--- START OF DOCUMENT PASSAGE ---

# The goal of these exercises is to get familiar with key-value RDDs

# Cheat Sheet
**Transformation operations:**
- map: Takes a function as input and applies it to each element in the source RDD to create a new RDD
- flatMap: Takes an input function, which returns a sequence for each input element passed to it returns a new RDD formed by flattening this collection of sequence
- filter: Takes a Boolean function as input and applies it to each element in the source RDD to create a new RDD by selecting only those elements for which the input Boolean function returned true
- distinct: The distinct method of an RDD returns a new RDD containing the distinct elements in the source RDD.
- zip:takes an RDD as input and returns an RDD of pairs, where the first element in a pair is from the source RDD and second element is from the input RDD. Both the source RDD and the input RDD must have the same length.
- groupBy: Groups the elements of an RDD according to a user specified criteria. In each returned pair, the first item is a key and the second item is a collection of the elements mapped to that key by the input function to the groupBy method.
- sortBy: returns an RDD with sorted elements from the source RDD. It takes two input parameters. The first input is a function that generates a key for each element in the source RDD. The second argument allows you to specify ascending or descending order for sort.
- sample: Returns a sampled subset of the source RDD. It takes three input parameters. The first parameter specifies the replacement strategy. The second parameter specifies the ratio of the sample size to source RDD size.
- union: Return the union of this RDD and another one.
- intersection: Return the intersection of this RDD and another one. The output will not contain any duplicate elements, even if the input RDDs did.

**Transformation operations on (key, value) RDDs:**
- keys: returns an RDD of only the keys in the source RDD.
- values: returns an RDD of only the values in the source RDD.
- mapValues: takes a function as input and applies it to each value in the source RDD.
- join: takes an RDD of key-value pairs as input and performs an inner join on the source and input RDDs. It returns an RDD of pairs, where the first element in a pair is a key found in both source and input RDD and the second element is a tuple containing values mapped to that key in the source and input RDD. , also check rightOuterJoin, leftOuterJoin, fullOuterJoin
- sampleByKey: returns a subset of the source RDD sampled by key. It takes the sampling rate for each key as input and returns a sample of the source RDD.

--- END OF DOCUMENT PASSAGE ---
--- START OF DATA SUPPLIED ---

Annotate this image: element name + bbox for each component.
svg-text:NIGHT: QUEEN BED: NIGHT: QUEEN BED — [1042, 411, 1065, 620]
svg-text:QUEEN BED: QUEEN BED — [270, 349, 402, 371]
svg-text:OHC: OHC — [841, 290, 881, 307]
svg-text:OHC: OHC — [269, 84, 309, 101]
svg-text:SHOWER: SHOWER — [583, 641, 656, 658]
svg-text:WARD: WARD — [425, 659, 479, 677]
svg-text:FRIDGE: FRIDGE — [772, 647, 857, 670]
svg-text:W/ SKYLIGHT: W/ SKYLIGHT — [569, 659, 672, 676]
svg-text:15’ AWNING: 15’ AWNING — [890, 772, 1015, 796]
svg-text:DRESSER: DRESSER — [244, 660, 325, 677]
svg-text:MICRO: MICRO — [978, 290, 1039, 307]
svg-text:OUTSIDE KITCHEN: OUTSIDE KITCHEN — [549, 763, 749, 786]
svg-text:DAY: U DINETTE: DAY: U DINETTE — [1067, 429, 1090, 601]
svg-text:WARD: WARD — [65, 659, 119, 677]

--- END OF DATA SUPPLIED ---
--- START OF DATA SUPPLIED ---

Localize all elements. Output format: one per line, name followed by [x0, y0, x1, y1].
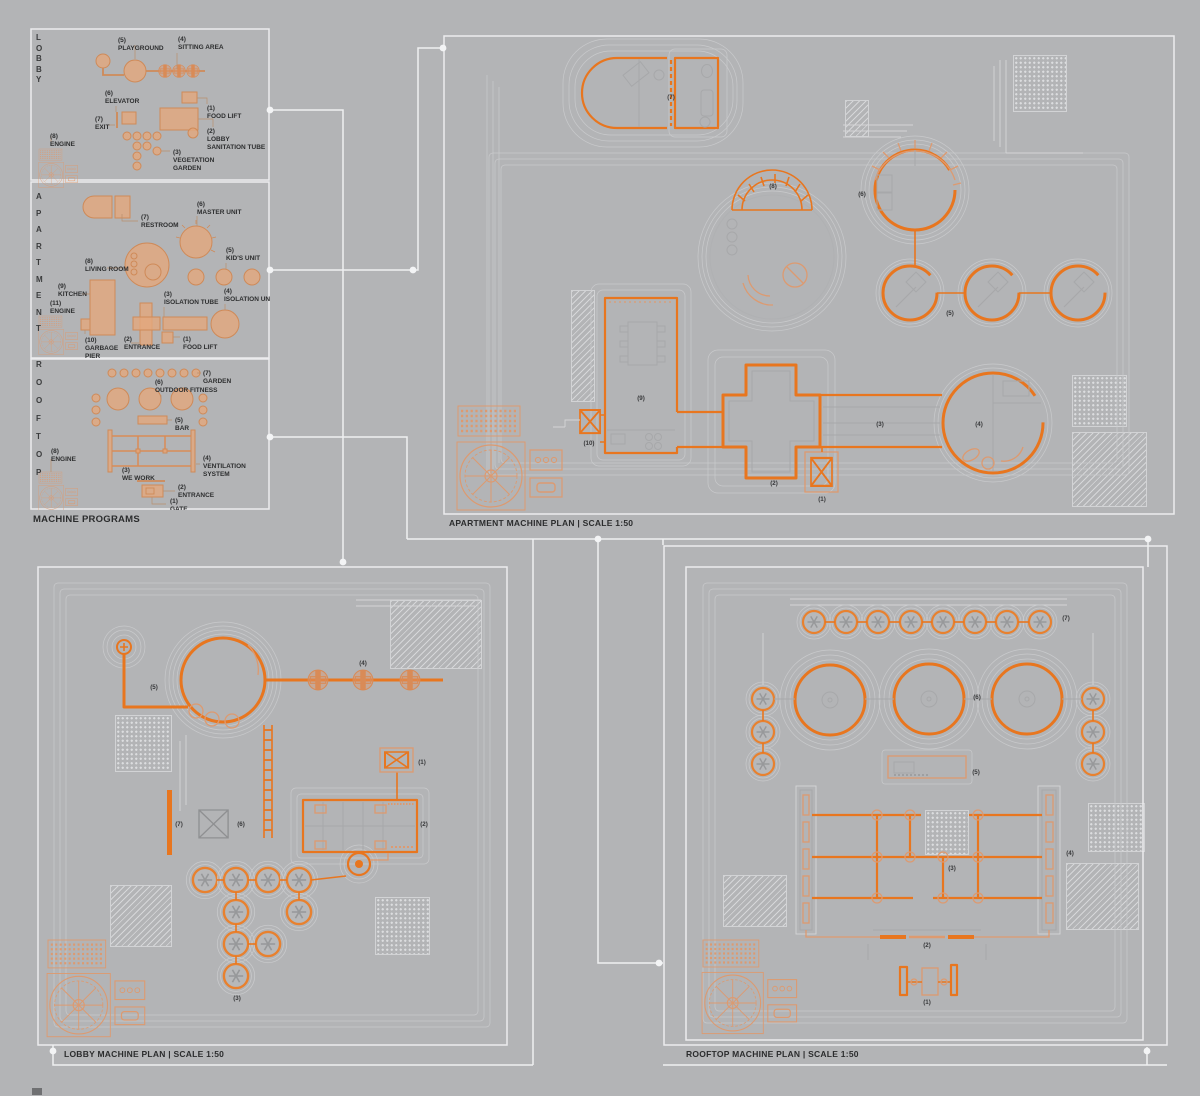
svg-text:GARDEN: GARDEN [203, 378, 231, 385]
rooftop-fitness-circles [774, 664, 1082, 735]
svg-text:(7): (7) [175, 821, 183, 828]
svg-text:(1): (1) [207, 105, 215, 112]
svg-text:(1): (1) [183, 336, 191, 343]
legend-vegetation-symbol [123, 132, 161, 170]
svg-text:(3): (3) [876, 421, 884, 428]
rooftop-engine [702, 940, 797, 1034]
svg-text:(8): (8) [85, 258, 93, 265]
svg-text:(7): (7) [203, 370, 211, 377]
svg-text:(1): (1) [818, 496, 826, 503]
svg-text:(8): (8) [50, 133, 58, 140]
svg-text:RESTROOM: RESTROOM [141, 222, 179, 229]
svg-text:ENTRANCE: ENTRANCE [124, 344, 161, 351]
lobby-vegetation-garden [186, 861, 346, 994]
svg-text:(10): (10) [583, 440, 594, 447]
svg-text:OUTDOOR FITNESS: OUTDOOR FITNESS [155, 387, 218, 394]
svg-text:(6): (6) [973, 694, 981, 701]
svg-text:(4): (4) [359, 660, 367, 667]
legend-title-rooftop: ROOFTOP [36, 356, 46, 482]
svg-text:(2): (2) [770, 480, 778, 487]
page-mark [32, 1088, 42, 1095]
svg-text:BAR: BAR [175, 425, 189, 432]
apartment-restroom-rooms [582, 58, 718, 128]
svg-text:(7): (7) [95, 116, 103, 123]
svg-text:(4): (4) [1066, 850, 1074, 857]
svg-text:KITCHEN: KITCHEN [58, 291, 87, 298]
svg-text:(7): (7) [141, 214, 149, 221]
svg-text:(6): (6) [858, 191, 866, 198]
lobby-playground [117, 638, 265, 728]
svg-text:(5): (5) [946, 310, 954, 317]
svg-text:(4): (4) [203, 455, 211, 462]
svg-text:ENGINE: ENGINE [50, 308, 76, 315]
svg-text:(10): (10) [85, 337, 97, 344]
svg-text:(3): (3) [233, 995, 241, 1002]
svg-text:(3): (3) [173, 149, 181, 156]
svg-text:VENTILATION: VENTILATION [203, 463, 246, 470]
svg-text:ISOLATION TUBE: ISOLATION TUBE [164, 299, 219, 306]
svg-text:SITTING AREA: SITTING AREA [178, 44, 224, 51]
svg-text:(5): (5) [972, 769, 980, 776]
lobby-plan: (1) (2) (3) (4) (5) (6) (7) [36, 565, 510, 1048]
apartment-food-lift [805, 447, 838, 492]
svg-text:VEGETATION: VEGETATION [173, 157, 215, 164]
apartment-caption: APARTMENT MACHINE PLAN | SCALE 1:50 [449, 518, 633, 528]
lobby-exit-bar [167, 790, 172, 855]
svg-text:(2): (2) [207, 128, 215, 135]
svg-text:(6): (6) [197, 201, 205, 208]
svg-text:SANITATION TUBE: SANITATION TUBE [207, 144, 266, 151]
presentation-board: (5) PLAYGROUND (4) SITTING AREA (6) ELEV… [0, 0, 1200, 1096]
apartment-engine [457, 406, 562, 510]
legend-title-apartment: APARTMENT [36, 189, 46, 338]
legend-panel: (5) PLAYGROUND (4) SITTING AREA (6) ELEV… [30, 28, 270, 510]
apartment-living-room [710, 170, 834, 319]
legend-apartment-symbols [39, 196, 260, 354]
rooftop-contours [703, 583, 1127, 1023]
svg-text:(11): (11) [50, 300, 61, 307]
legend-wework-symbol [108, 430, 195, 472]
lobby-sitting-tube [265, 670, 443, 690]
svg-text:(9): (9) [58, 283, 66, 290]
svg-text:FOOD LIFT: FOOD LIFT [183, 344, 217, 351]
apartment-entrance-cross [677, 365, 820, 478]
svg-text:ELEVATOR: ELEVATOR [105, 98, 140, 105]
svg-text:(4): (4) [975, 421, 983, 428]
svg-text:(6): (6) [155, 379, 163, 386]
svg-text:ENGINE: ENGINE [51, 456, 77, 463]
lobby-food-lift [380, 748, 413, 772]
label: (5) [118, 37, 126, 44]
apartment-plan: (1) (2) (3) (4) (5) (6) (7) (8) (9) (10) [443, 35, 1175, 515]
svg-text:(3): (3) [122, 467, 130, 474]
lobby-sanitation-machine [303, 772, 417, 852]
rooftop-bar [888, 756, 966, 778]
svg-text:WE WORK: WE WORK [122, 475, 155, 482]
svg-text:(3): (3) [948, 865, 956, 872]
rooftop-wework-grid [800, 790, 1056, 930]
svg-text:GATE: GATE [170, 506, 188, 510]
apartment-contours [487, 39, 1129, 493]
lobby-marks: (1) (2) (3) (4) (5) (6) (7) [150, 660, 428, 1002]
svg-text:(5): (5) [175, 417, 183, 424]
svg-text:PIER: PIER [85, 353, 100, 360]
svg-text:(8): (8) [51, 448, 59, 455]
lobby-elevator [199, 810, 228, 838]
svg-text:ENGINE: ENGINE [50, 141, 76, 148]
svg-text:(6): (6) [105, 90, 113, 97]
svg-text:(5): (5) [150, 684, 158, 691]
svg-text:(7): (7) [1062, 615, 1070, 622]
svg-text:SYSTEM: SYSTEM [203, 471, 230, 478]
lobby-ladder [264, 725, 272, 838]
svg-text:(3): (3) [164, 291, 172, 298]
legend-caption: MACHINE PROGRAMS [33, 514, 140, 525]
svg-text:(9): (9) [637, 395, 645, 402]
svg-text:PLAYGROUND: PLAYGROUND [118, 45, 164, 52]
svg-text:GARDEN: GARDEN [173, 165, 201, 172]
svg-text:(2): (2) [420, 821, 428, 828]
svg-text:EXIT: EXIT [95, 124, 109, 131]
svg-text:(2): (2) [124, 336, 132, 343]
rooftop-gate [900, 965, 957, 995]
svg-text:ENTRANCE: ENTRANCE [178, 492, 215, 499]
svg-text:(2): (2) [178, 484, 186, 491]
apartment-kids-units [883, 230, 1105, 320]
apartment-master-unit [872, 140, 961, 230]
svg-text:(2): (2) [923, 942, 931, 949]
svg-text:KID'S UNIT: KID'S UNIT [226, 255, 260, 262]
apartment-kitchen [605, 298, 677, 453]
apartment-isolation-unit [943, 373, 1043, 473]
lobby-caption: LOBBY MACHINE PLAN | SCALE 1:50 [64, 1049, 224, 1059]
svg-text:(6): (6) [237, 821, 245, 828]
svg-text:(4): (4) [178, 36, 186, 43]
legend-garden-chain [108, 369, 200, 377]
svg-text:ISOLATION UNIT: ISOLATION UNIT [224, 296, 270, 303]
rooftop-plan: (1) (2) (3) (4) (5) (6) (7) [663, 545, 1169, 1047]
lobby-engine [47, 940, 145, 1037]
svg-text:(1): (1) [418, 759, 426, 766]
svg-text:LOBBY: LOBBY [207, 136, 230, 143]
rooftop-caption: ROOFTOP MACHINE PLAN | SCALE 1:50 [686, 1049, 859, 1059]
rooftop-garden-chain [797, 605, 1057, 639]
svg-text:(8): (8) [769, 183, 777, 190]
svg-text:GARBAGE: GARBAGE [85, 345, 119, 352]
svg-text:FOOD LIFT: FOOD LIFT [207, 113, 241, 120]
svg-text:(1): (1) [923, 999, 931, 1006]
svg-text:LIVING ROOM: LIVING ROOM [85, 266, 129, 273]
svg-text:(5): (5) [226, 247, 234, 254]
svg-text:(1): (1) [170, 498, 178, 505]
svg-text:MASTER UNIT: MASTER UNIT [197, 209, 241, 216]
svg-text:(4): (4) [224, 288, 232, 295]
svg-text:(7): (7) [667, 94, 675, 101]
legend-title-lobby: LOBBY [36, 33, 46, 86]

--- END OF DATA SUPPLIED ---

▶ OBJECTIVE A: In the RDD cheat sheet, what kind of join does the join operation perform on the source and input RDDs?
▶ OBJECTIVE B: Transcribe the lines of the listing starting at the line that contains "Annotate this image: element" and ending at the line that contains "svg-text:SHOWER: SHOWER —", both included.

▶ TASK ANSWER A: An inner join.

▶ TASK ANSWER B:
Annotate this image: element name + bbox for each component.
svg-text:NIGHT: QUEEN BED: NIGHT: QUEEN BED — [1042, 411, 1065, 620]
svg-text:QUEEN BED: QUEEN BED — [270, 349, 402, 371]
svg-text:OHC: OHC — [841, 290, 881, 307]
svg-text:OHC: OHC — [269, 84, 309, 101]
svg-text:SHOWER: SHOWER — [583, 641, 656, 658]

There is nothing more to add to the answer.